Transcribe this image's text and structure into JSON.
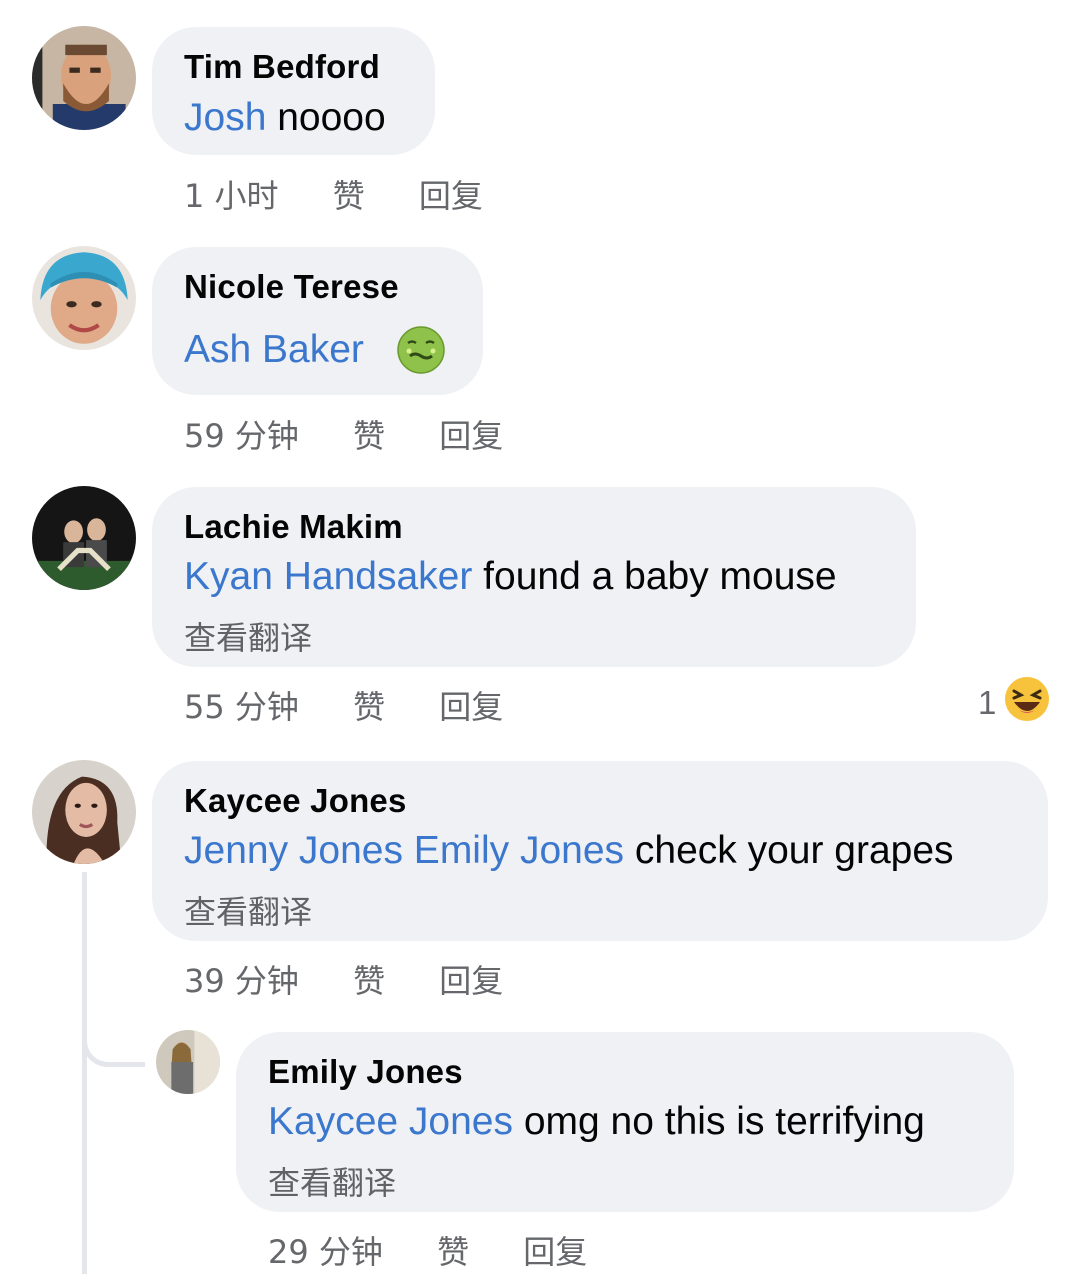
{
  "comments": [
    {
      "author": "Tim Bedford",
      "mention": "Josh",
      "text": " noooo",
      "time": "1 小时",
      "like": "赞",
      "reply": "回复"
    },
    {
      "author": "Nicole Terese",
      "mention": "Ash Baker",
      "emoji": "nauseated-face",
      "time": "59 分钟",
      "like": "赞",
      "reply": "回复"
    },
    {
      "author": "Lachie Makim",
      "mention": "Kyan Handsaker",
      "text": " found a baby mouse",
      "translate": "查看翻译",
      "time": "55 分钟",
      "like": "赞",
      "reply": "回复",
      "reaction_count": "1",
      "reaction": "laughing-emoji"
    },
    {
      "author": "Kaycee Jones",
      "mention": "Jenny Jones Emily Jones",
      "text": " check your grapes",
      "translate": "查看翻译",
      "time": "39 分钟",
      "like": "赞",
      "reply": "回复"
    },
    {
      "author": "Emily Jones",
      "mention": "Kaycee Jones",
      "text": " omg no this is terrifying",
      "translate": "查看翻译",
      "time": "29 分钟",
      "like": "赞",
      "reply": "回复"
    }
  ],
  "colors": {
    "mention": "#3b77cc",
    "bubble": "#eff1f4",
    "meta": "#65676b"
  }
}
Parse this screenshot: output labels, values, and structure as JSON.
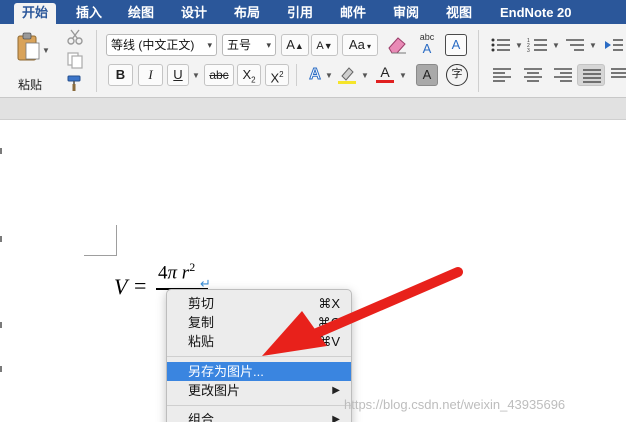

### SET PROBLEM:
Determine the number of lines containing "Kaycee". Write only that number.

### EXERCISE SOLUTION:
2